=== EXERCISE MATERIALS ===

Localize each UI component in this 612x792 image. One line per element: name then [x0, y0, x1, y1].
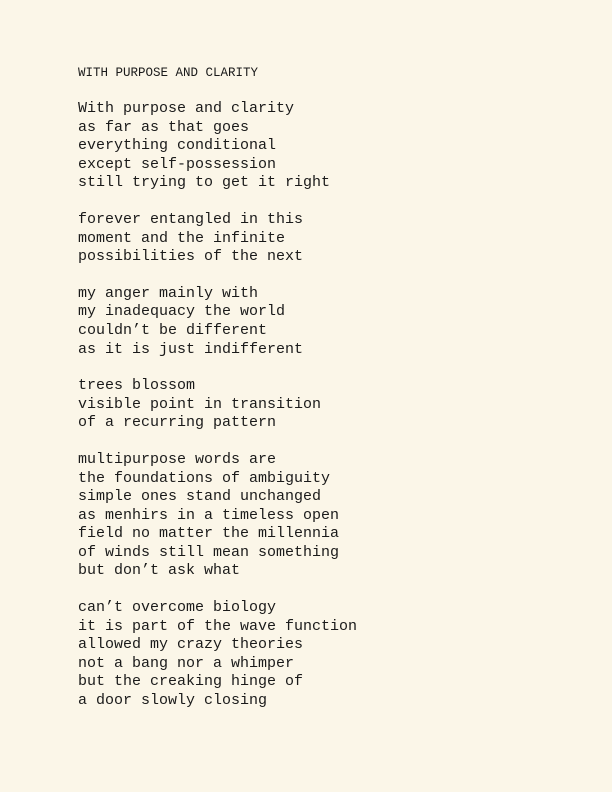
poem-line: simple ones stand unchanged — [78, 488, 322, 506]
poem-line: visible point in transition — [78, 395, 322, 413]
poem-line: my inadequacy the world — [78, 303, 286, 321]
poem-line: as menhirs in a timeless open — [78, 506, 340, 524]
poem-line: except self-possession — [78, 155, 277, 173]
poem-line: field no matter the millennia — [78, 525, 340, 543]
poem-line: but the creaking hinge of — [78, 673, 304, 691]
poem-line: multipurpose words are — [78, 450, 277, 468]
poem-line: still trying to get it right — [78, 174, 331, 192]
poem-title: WITH PURPOSE AND CLARITY — [78, 66, 259, 80]
poem-line: but don’t ask what — [78, 562, 241, 580]
poem-line: trees blossom — [78, 377, 196, 395]
poem-line: not a bang nor a whimper — [78, 654, 295, 672]
poem-line: as it is just indifferent — [78, 340, 304, 358]
poem-line: moment and the infinite — [78, 229, 286, 247]
poem-line: everything conditional — [78, 137, 277, 155]
poem-line: my anger mainly with — [78, 284, 259, 302]
stanza-5 — [78, 451, 598, 581]
poem-line: forever entangled in this — [78, 210, 304, 228]
poem-line: couldn’t be different — [78, 321, 268, 339]
poem-line: it is part of the wave function — [78, 617, 358, 635]
stanza-1 — [78, 100, 598, 193]
stanza-4 — [78, 377, 598, 433]
poem-page — [78, 64, 598, 729]
poem-body — [78, 100, 598, 711]
poem-line: possibilities of the next — [78, 248, 304, 266]
poem-line: can’t overcome biology — [78, 599, 277, 617]
stanza-2 — [78, 211, 598, 267]
poem-line: the foundations of ambiguity — [78, 469, 331, 487]
poem-line: With purpose and clarity — [78, 100, 295, 117]
poem-line: of a recurring pattern — [78, 414, 277, 432]
stanza-3 — [78, 285, 598, 359]
poem-line: of winds still mean something — [78, 543, 340, 561]
poem-line: a door slowly closing — [78, 692, 268, 710]
stanza-6 — [78, 599, 598, 711]
poem-line: as far as that goes — [78, 118, 250, 136]
poem-line: allowed my crazy theories — [78, 636, 304, 654]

===

DIRECTIVE: Rewrite the rows above, replacing "UI component" with "layout element" and leaving everything else unchanged. Omit the pictures from your answer.

RESPONSE:
Localize each layout element in this 612x792 image. One line per element: name then [x0, y0, x1, y1].
poem-line: simple ones stand unchanged — [78, 488, 322, 506]
poem-line: visible point in transition — [78, 395, 322, 413]
poem-line: my inadequacy the world — [78, 303, 286, 321]
poem-line: as menhirs in a timeless open — [78, 506, 340, 524]
poem-line: except self-possession — [78, 155, 277, 173]
poem-line: field no matter the millennia — [78, 525, 340, 543]
poem-line: but the creaking hinge of — [78, 673, 304, 691]
poem-line: multipurpose words are — [78, 450, 277, 468]
poem-line: still trying to get it right — [78, 174, 331, 192]
poem-title: WITH PURPOSE AND CLARITY — [78, 66, 259, 80]
poem-line: but don’t ask what — [78, 562, 241, 580]
poem-line: trees blossom — [78, 377, 196, 395]
poem-line: not a bang nor a whimper — [78, 654, 295, 672]
poem-line: as it is just indifferent — [78, 340, 304, 358]
poem-line: moment and the infinite — [78, 229, 286, 247]
poem-line: everything conditional — [78, 137, 277, 155]
poem-line: my anger mainly with — [78, 284, 259, 302]
stanza-5 — [78, 451, 598, 581]
poem-line: forever entangled in this — [78, 210, 304, 228]
poem-line: couldn’t be different — [78, 321, 268, 339]
poem-line: it is part of the wave function — [78, 617, 358, 635]
stanza-1 — [78, 100, 598, 193]
stanza-4 — [78, 377, 598, 433]
poem-page — [78, 64, 598, 729]
poem-body — [78, 100, 598, 711]
poem-line: possibilities of the next — [78, 248, 304, 266]
poem-line: can’t overcome biology — [78, 599, 277, 617]
stanza-2 — [78, 211, 598, 267]
poem-line: the foundations of ambiguity — [78, 469, 331, 487]
poem-line: With purpose and clarity — [78, 100, 295, 117]
poem-line: of a recurring pattern — [78, 414, 277, 432]
stanza-3 — [78, 285, 598, 359]
poem-line: of winds still mean something — [78, 543, 340, 561]
poem-line: a door slowly closing — [78, 692, 268, 710]
stanza-6 — [78, 599, 598, 711]
poem-line: as far as that goes — [78, 118, 250, 136]
poem-line: allowed my crazy theories — [78, 636, 304, 654]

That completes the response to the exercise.